AIM OF THE TASK: The entries below should be output exactly as written.

ENTRIES:

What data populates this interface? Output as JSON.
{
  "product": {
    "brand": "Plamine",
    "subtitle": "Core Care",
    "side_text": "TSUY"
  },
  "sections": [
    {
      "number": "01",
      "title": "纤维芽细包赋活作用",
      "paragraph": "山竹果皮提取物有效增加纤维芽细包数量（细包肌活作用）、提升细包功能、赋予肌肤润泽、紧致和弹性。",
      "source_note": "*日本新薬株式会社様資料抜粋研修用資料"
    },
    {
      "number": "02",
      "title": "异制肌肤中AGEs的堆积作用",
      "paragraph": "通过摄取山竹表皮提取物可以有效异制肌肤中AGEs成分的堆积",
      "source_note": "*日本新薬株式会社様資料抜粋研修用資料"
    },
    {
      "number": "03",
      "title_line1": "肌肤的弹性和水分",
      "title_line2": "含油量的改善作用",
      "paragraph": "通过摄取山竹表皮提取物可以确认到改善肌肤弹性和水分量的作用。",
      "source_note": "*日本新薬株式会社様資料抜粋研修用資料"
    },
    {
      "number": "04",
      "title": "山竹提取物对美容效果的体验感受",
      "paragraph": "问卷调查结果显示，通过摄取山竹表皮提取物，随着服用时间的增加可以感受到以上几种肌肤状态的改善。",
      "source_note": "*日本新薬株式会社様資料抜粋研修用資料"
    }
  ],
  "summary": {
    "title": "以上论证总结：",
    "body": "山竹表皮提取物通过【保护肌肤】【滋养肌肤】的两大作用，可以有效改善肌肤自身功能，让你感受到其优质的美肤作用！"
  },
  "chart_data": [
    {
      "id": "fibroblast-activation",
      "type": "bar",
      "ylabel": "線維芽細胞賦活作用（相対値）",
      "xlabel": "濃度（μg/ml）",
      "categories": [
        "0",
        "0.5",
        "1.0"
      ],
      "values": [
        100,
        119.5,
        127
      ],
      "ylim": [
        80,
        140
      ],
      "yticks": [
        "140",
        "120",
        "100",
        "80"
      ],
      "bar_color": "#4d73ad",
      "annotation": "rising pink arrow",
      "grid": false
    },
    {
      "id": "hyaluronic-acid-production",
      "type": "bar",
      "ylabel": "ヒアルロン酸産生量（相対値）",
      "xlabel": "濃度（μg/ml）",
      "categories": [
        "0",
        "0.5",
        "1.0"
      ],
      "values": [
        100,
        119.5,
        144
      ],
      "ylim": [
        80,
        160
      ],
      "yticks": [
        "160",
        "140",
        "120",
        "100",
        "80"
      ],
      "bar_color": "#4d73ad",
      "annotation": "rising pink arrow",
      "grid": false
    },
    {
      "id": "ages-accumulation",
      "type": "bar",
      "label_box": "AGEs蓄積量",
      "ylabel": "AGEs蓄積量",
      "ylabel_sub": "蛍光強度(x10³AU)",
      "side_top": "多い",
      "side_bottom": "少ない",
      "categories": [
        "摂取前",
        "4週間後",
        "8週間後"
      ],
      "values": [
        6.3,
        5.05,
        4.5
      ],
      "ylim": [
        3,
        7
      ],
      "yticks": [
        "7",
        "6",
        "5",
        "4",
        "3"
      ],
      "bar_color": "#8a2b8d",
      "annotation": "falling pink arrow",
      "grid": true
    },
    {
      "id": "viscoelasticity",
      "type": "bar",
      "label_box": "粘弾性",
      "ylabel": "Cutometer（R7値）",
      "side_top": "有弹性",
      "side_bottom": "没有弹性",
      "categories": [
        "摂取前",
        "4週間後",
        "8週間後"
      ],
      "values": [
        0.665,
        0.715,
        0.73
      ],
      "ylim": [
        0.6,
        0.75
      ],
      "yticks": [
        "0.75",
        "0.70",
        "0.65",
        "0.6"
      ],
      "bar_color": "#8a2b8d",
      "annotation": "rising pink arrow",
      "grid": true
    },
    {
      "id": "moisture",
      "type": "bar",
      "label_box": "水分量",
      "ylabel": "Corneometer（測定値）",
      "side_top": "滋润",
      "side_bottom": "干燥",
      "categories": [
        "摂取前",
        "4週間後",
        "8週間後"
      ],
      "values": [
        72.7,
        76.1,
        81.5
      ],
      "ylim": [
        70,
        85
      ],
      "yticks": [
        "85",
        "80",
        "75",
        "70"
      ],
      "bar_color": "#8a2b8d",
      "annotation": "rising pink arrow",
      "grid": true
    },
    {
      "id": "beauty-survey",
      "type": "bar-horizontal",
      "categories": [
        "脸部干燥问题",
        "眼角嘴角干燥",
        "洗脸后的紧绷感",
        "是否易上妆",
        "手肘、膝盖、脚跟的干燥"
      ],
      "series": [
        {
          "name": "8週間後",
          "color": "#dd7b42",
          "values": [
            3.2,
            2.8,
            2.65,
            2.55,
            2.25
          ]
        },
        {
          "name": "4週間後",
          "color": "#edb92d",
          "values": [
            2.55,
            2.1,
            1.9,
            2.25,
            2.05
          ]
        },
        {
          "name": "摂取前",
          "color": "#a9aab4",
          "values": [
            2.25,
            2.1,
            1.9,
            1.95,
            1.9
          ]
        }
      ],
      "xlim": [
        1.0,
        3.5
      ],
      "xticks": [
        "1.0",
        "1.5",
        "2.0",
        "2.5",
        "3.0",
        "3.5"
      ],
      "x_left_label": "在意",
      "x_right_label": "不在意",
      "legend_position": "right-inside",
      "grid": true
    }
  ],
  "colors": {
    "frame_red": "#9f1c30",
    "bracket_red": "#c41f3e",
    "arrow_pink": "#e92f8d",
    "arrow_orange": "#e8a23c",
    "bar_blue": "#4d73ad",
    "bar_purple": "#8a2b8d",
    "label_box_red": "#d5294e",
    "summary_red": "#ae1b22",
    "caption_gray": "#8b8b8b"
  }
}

EXERCISE OUTPUT:
What data populates this interface? Output as JSON.
{
  "product": {
    "brand": "Plamine",
    "subtitle": "Core Care",
    "side_text": "TSUY"
  },
  "sections": [
    {
      "number": "01",
      "title": "纤维芽细包赋活作用",
      "paragraph": "山竹果皮提取物有效增加纤维芽细包数量（细包肌活作用）、提升细包功能、赋予肌肤润泽、紧致和弹性。",
      "source_note": "*日本新薬株式会社様資料抜粋研修用資料"
    },
    {
      "number": "02",
      "title": "异制肌肤中AGEs的堆积作用",
      "paragraph": "通过摄取山竹表皮提取物可以有效异制肌肤中AGEs成分的堆积",
      "source_note": "*日本新薬株式会社様資料抜粋研修用資料"
    },
    {
      "number": "03",
      "title_line1": "肌肤的弹性和水分",
      "title_line2": "含油量的改善作用",
      "paragraph": "通过摄取山竹表皮提取物可以确认到改善肌肤弹性和水分量的作用。",
      "source_note": "*日本新薬株式会社様資料抜粋研修用資料"
    },
    {
      "number": "04",
      "title": "山竹提取物对美容效果的体验感受",
      "paragraph": "问卷调查结果显示，通过摄取山竹表皮提取物，随着服用时间的增加可以感受到以上几种肌肤状态的改善。",
      "source_note": "*日本新薬株式会社様資料抜粋研修用資料"
    }
  ],
  "summary": {
    "title": "以上论证总结：",
    "body": "山竹表皮提取物通过【保护肌肤】【滋养肌肤】的两大作用，可以有效改善肌肤自身功能，让你感受到其优质的美肤作用！"
  },
  "chart_data": [
    {
      "id": "fibroblast-activation",
      "type": "bar",
      "ylabel": "線維芽細胞賦活作用（相対値）",
      "xlabel": "濃度（μg/ml）",
      "categories": [
        "0",
        "0.5",
        "1.0"
      ],
      "values": [
        100,
        119.5,
        127
      ],
      "ylim": [
        80,
        140
      ],
      "yticks": [
        "140",
        "120",
        "100",
        "80"
      ],
      "bar_color": "#4d73ad",
      "annotation": "rising pink arrow",
      "grid": false
    },
    {
      "id": "hyaluronic-acid-production",
      "type": "bar",
      "ylabel": "ヒアルロン酸産生量（相対値）",
      "xlabel": "濃度（μg/ml）",
      "categories": [
        "0",
        "0.5",
        "1.0"
      ],
      "values": [
        100,
        119.5,
        144
      ],
      "ylim": [
        80,
        160
      ],
      "yticks": [
        "160",
        "140",
        "120",
        "100",
        "80"
      ],
      "bar_color": "#4d73ad",
      "annotation": "rising pink arrow",
      "grid": false
    },
    {
      "id": "ages-accumulation",
      "type": "bar",
      "label_box": "AGEs蓄積量",
      "ylabel": "AGEs蓄積量",
      "ylabel_sub": "蛍光強度(x10³AU)",
      "side_top": "多い",
      "side_bottom": "少ない",
      "categories": [
        "摂取前",
        "4週間後",
        "8週間後"
      ],
      "values": [
        6.3,
        5.05,
        4.5
      ],
      "ylim": [
        3,
        7
      ],
      "yticks": [
        "7",
        "6",
        "5",
        "4",
        "3"
      ],
      "bar_color": "#8a2b8d",
      "annotation": "falling pink arrow",
      "grid": true
    },
    {
      "id": "viscoelasticity",
      "type": "bar",
      "label_box": "粘弾性",
      "ylabel": "Cutometer（R7値）",
      "side_top": "有弹性",
      "side_bottom": "没有弹性",
      "categories": [
        "摂取前",
        "4週間後",
        "8週間後"
      ],
      "values": [
        0.665,
        0.715,
        0.73
      ],
      "ylim": [
        0.6,
        0.75
      ],
      "yticks": [
        "0.75",
        "0.70",
        "0.65",
        "0.6"
      ],
      "bar_color": "#8a2b8d",
      "annotation": "rising pink arrow",
      "grid": true
    },
    {
      "id": "moisture",
      "type": "bar",
      "label_box": "水分量",
      "ylabel": "Corneometer（測定値）",
      "side_top": "滋润",
      "side_bottom": "干燥",
      "categories": [
        "摂取前",
        "4週間後",
        "8週間後"
      ],
      "values": [
        72.7,
        76.1,
        81.5
      ],
      "ylim": [
        70,
        85
      ],
      "yticks": [
        "85",
        "80",
        "75",
        "70"
      ],
      "bar_color": "#8a2b8d",
      "annotation": "rising pink arrow",
      "grid": true
    },
    {
      "id": "beauty-survey",
      "type": "bar-horizontal",
      "categories": [
        "脸部干燥问题",
        "眼角嘴角干燥",
        "洗脸后的紧绷感",
        "是否易上妆",
        "手肘、膝盖、脚跟的干燥"
      ],
      "series": [
        {
          "name": "8週間後",
          "color": "#dd7b42",
          "values": [
            3.2,
            2.8,
            2.65,
            2.55,
            2.25
          ]
        },
        {
          "name": "4週間後",
          "color": "#edb92d",
          "values": [
            2.55,
            2.1,
            1.9,
            2.25,
            2.05
          ]
        },
        {
          "name": "摂取前",
          "color": "#a9aab4",
          "values": [
            2.25,
            2.1,
            1.9,
            1.95,
            1.9
          ]
        }
      ],
      "xlim": [
        1.0,
        3.5
      ],
      "xticks": [
        "1.0",
        "1.5",
        "2.0",
        "2.5",
        "3.0",
        "3.5"
      ],
      "x_left_label": "在意",
      "x_right_label": "不在意",
      "legend_position": "right-inside",
      "grid": true
    }
  ],
  "colors": {
    "frame_red": "#9f1c30",
    "bracket_red": "#c41f3e",
    "arrow_pink": "#e92f8d",
    "arrow_orange": "#e8a23c",
    "bar_blue": "#4d73ad",
    "bar_purple": "#8a2b8d",
    "label_box_red": "#d5294e",
    "summary_red": "#ae1b22",
    "caption_gray": "#8b8b8b"
  }
}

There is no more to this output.